Transcribe each line of the material as it is, and drop any picture.
+-------+
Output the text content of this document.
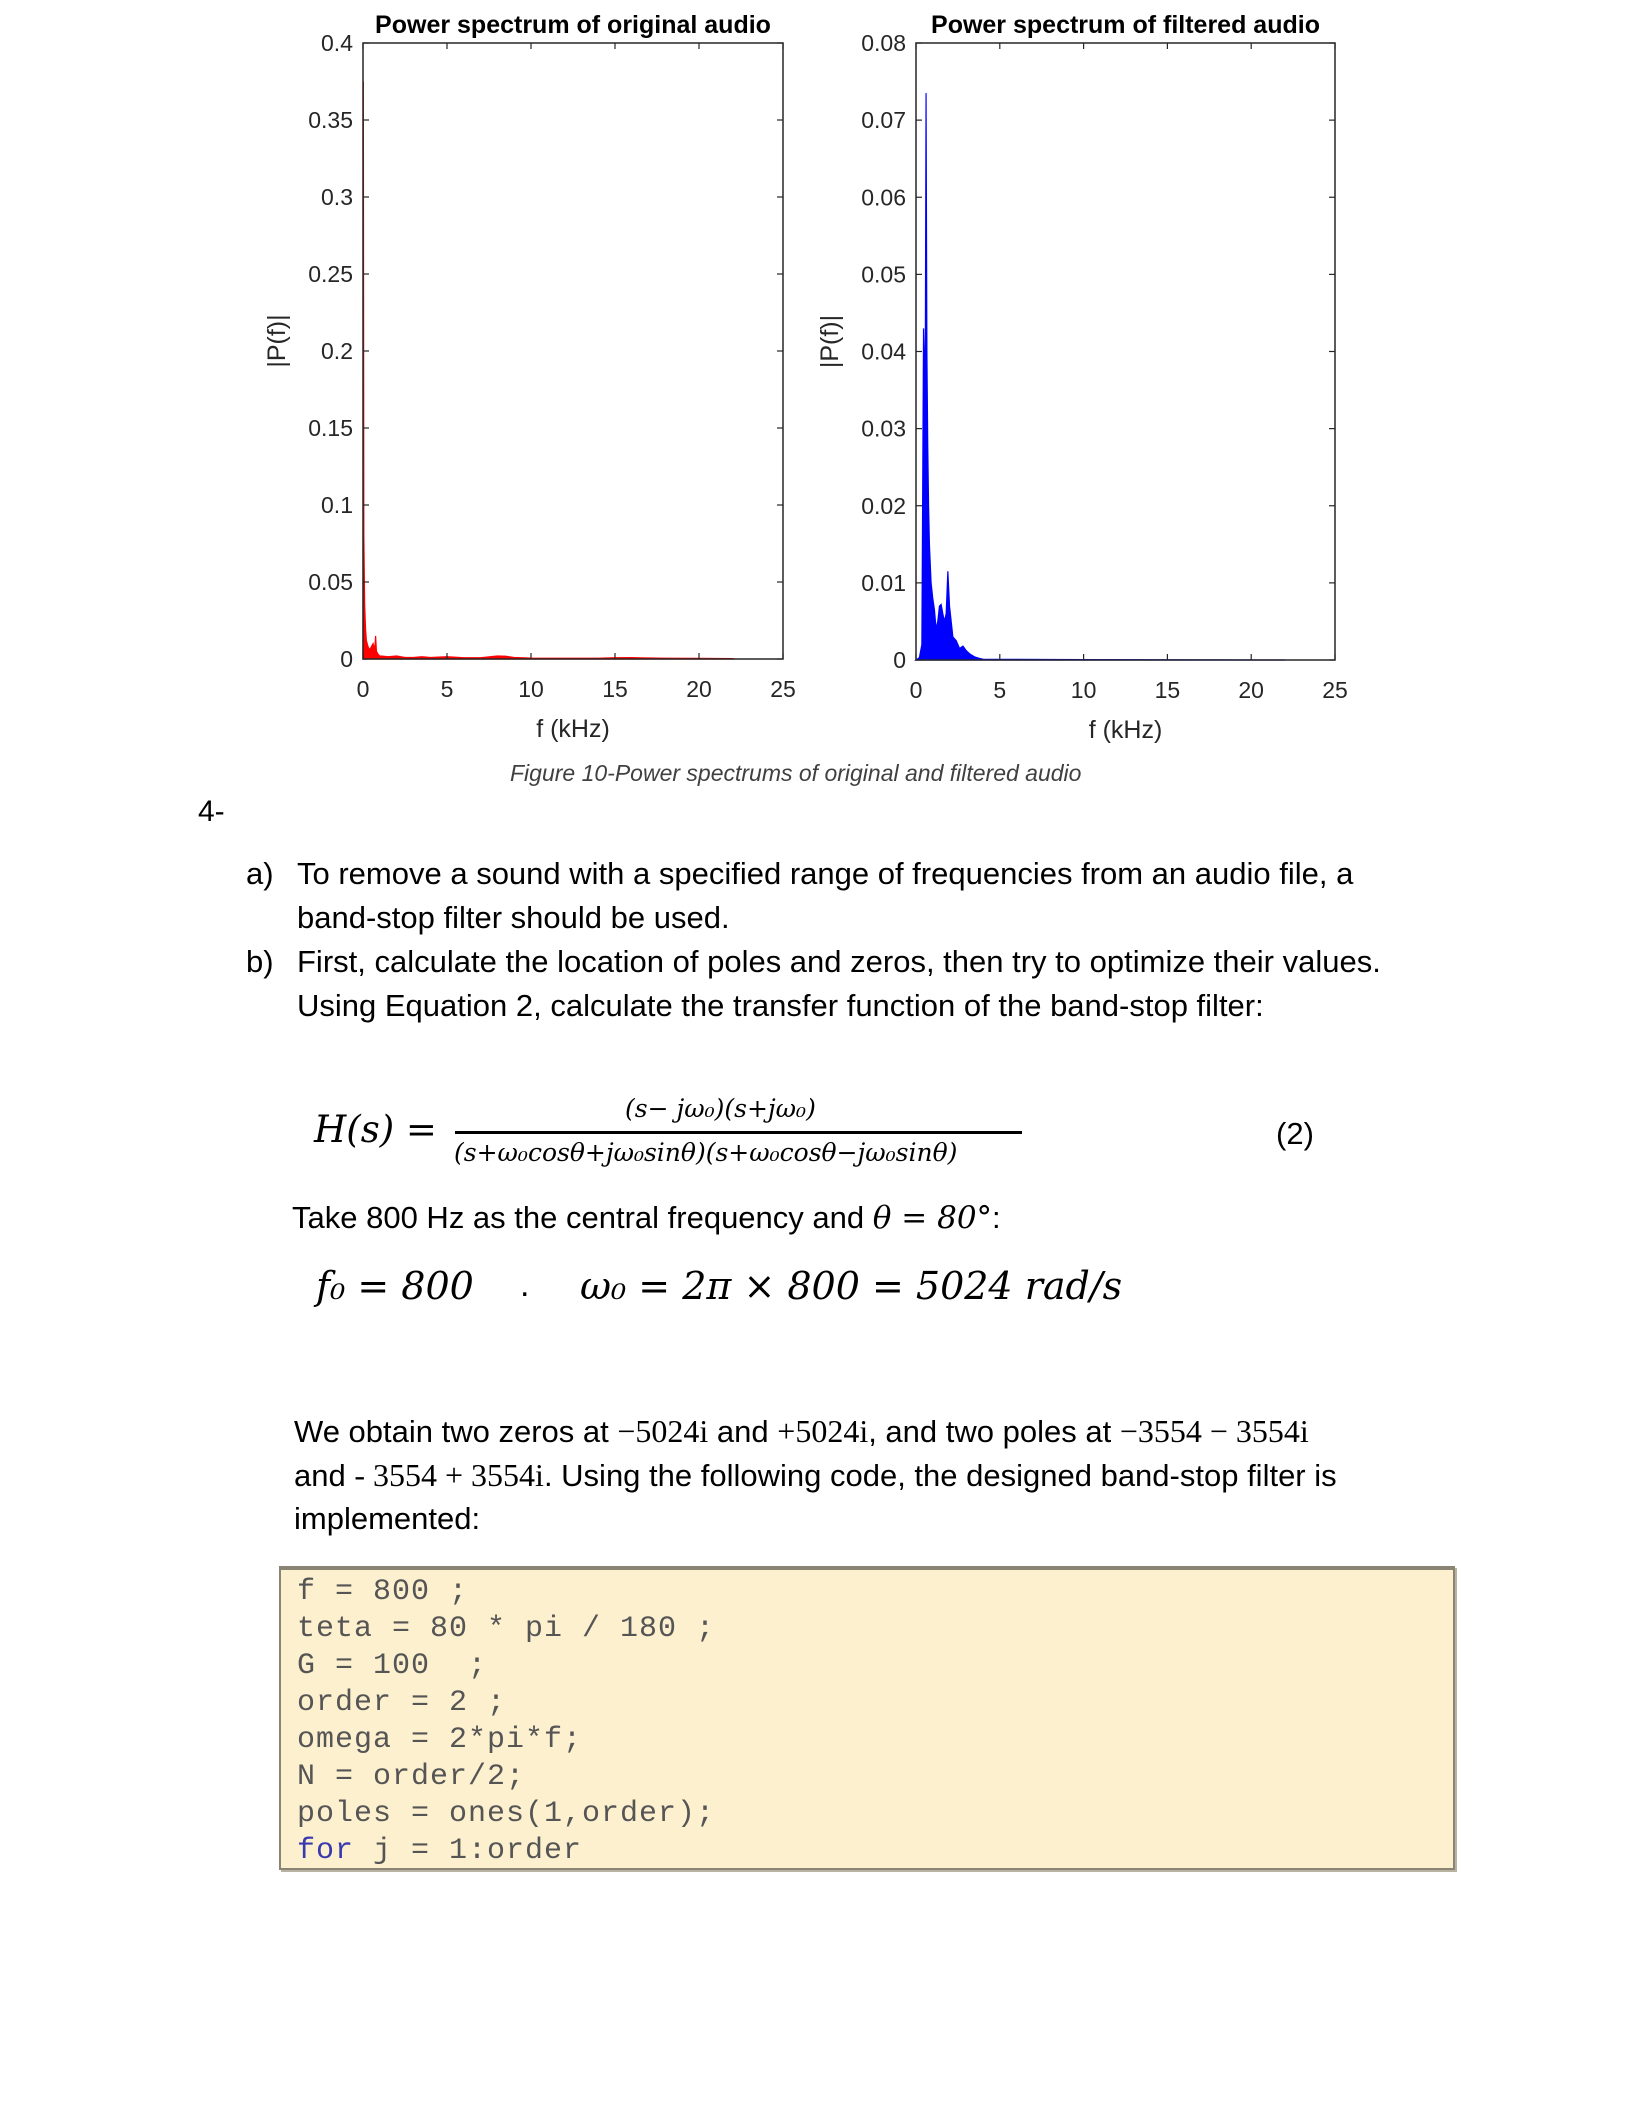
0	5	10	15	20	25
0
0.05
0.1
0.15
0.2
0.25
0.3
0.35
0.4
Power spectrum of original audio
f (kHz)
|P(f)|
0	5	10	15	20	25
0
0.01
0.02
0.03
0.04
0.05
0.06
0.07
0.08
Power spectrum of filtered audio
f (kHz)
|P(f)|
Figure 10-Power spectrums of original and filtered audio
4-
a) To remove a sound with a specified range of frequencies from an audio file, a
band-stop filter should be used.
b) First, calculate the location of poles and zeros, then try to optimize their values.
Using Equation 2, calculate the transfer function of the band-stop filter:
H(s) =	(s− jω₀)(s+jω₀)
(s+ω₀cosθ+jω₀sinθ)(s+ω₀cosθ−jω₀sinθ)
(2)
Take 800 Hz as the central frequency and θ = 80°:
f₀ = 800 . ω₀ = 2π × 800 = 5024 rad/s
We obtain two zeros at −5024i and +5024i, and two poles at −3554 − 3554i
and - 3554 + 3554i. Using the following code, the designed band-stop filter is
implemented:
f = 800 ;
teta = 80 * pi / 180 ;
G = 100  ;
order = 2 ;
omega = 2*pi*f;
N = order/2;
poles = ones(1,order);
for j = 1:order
+-------+
Problem solution:
Output the text content of this document.
0	5	10	15	20	25
0
0.05
0.1
0.15
0.2
0.25
0.3
0.35
0.4
Power spectrum of original audio
f (kHz)
|P(f)|
0	5	10	15	20	25
0
0.01
0.02
0.03
0.04
0.05
0.06
0.07
0.08
Power spectrum of filtered audio
f (kHz)
|P(f)|
Figure 10-Power spectrums of original and filtered audio
4-
a) To remove a sound with a specified range of frequencies from an audio file, a
band-stop filter should be used.
b) First, calculate the location of poles and zeros, then try to optimize their values.
Using Equation 2, calculate the transfer function of the band-stop filter:
H(s) =	(s− jω₀)(s+jω₀)
(s+ω₀cosθ+jω₀sinθ)(s+ω₀cosθ−jω₀sinθ)
(2)
Take 800 Hz as the central frequency and θ = 80°:
f₀ = 800 . ω₀ = 2π × 800 = 5024 rad/s
We obtain two zeros at −5024i and +5024i, and two poles at −3554 − 3554i
and - 3554 + 3554i. Using the following code, the designed band-stop filter is
implemented:
f = 800 ;
teta = 80 * pi / 180 ;
G = 100  ;
order = 2 ;
omega = 2*pi*f;
N = order/2;
poles = ones(1,order);
for j = 1:order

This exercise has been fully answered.